→ **What you are asked to do**
Retype the material below. Keep every word exactly as it is.

Raw records:
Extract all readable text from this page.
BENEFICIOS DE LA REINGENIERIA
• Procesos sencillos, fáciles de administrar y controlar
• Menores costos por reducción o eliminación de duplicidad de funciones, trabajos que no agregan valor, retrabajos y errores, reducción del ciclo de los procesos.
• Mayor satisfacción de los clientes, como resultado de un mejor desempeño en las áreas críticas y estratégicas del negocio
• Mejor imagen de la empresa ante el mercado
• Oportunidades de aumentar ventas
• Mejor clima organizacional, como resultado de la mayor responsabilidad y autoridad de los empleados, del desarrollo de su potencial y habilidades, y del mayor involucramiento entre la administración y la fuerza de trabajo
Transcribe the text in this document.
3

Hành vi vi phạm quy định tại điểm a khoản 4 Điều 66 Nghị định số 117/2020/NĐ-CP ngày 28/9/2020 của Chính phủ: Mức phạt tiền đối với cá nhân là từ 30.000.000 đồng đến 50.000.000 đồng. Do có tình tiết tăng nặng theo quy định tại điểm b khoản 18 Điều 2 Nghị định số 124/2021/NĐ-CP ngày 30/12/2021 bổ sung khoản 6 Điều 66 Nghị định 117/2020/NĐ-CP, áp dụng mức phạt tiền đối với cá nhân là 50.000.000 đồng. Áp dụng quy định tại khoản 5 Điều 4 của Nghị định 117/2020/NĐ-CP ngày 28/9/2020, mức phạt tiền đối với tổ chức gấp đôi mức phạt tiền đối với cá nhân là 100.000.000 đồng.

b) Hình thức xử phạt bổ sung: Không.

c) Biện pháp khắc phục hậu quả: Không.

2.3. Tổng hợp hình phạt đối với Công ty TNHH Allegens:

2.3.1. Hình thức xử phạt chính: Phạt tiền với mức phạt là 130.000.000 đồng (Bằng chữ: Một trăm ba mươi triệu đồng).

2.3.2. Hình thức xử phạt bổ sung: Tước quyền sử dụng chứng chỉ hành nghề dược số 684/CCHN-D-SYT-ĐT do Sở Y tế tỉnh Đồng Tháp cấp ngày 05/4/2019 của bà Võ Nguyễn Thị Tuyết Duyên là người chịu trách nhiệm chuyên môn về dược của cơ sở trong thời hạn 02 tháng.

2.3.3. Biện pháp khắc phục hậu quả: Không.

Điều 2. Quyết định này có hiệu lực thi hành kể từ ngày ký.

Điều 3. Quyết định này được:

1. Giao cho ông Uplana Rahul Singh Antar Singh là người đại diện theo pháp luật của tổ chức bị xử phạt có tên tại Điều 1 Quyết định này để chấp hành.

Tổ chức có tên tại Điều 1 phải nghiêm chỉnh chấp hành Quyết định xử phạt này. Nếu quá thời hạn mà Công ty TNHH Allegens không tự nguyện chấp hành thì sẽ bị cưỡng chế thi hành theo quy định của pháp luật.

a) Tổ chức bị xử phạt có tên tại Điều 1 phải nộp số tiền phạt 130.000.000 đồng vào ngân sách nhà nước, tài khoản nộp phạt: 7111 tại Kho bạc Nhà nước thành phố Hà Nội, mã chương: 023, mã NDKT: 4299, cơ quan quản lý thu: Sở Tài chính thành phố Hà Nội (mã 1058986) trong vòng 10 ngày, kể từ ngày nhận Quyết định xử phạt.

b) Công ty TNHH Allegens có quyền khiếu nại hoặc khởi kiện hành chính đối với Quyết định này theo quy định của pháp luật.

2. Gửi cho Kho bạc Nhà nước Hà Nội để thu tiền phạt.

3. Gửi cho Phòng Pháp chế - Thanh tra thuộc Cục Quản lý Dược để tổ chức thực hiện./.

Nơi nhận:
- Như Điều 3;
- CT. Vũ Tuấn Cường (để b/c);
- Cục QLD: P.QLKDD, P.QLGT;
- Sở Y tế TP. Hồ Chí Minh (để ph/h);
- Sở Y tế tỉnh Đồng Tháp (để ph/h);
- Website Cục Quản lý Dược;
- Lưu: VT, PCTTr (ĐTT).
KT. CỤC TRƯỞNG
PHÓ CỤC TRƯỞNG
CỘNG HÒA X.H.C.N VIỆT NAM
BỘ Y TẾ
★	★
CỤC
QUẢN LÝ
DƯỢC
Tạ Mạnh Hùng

→ **Output**
Extract all readable text from this page.
BENEFICIOS DE LA REINGENIERIA
• Procesos sencillos, fáciles de administrar y controlar
• Menores costos por reducción o eliminación de duplicidad de funciones, trabajos que no agregan valor, retrabajos y errores, reducción del ciclo de los procesos.
• Mayor satisfacción de los clientes, como resultado de un mejor desempeño en las áreas críticas y estratégicas del negocio
• Mejor imagen de la empresa ante el mercado
• Oportunidades de aumentar ventas
• Mejor clima organizacional, como resultado de la mayor responsabilidad y autoridad de los empleados, del desarrollo de su potencial y habilidades, y del mayor involucramiento entre la administración y la fuerza de trabajo
Transcribe the text in this document.
3

Hành vi vi phạm quy định tại điểm a khoản 4 Điều 66 Nghị định số 117/2020/NĐ-CP ngày 28/9/2020 của Chính phủ: Mức phạt tiền đối với cá nhân là từ 30.000.000 đồng đến 50.000.000 đồng. Do có tình tiết tăng nặng theo quy định tại điểm b khoản 18 Điều 2 Nghị định số 124/2021/NĐ-CP ngày 30/12/2021 bổ sung khoản 6 Điều 66 Nghị định 117/2020/NĐ-CP, áp dụng mức phạt tiền đối với cá nhân là 50.000.000 đồng. Áp dụng quy định tại khoản 5 Điều 4 của Nghị định 117/2020/NĐ-CP ngày 28/9/2020, mức phạt tiền đối với tổ chức gấp đôi mức phạt tiền đối với cá nhân là 100.000.000 đồng.

b) Hình thức xử phạt bổ sung: Không.

c) Biện pháp khắc phục hậu quả: Không.

2.3. Tổng hợp hình phạt đối với Công ty TNHH Allegens:

2.3.1. Hình thức xử phạt chính: Phạt tiền với mức phạt là 130.000.000 đồng (Bằng chữ: Một trăm ba mươi triệu đồng).

2.3.2. Hình thức xử phạt bổ sung: Tước quyền sử dụng chứng chỉ hành nghề dược số 684/CCHN-D-SYT-ĐT do Sở Y tế tỉnh Đồng Tháp cấp ngày 05/4/2019 của bà Võ Nguyễn Thị Tuyết Duyên là người chịu trách nhiệm chuyên môn về dược của cơ sở trong thời hạn 02 tháng.

2.3.3. Biện pháp khắc phục hậu quả: Không.

Điều 2. Quyết định này có hiệu lực thi hành kể từ ngày ký.

Điều 3. Quyết định này được:

1. Giao cho ông Uplana Rahul Singh Antar Singh là người đại diện theo pháp luật của tổ chức bị xử phạt có tên tại Điều 1 Quyết định này để chấp hành.

Tổ chức có tên tại Điều 1 phải nghiêm chỉnh chấp hành Quyết định xử phạt này. Nếu quá thời hạn mà Công ty TNHH Allegens không tự nguyện chấp hành thì sẽ bị cưỡng chế thi hành theo quy định của pháp luật.

a) Tổ chức bị xử phạt có tên tại Điều 1 phải nộp số tiền phạt 130.000.000 đồng vào ngân sách nhà nước, tài khoản nộp phạt: 7111 tại Kho bạc Nhà nước thành phố Hà Nội, mã chương: 023, mã NDKT: 4299, cơ quan quản lý thu: Sở Tài chính thành phố Hà Nội (mã 1058986) trong vòng 10 ngày, kể từ ngày nhận Quyết định xử phạt.

b) Công ty TNHH Allegens có quyền khiếu nại hoặc khởi kiện hành chính đối với Quyết định này theo quy định của pháp luật.

2. Gửi cho Kho bạc Nhà nước Hà Nội để thu tiền phạt.

3. Gửi cho Phòng Pháp chế - Thanh tra thuộc Cục Quản lý Dược để tổ chức thực hiện./.

Nơi nhận:
- Như Điều 3;
- CT. Vũ Tuấn Cường (để b/c);
- Cục QLD: P.QLKDD, P.QLGT;
- Sở Y tế TP. Hồ Chí Minh (để ph/h);
- Sở Y tế tỉnh Đồng Tháp (để ph/h);
- Website Cục Quản lý Dược;
- Lưu: VT, PCTTr (ĐTT).
KT. CỤC TRƯỞNG
PHÓ CỤC TRƯỞNG
CỘNG HÒA X.H.C.N VIỆT NAM
BỘ Y TẾ
★	★
CỤC
QUẢN LÝ
DƯỢC
Tạ Mạnh Hùng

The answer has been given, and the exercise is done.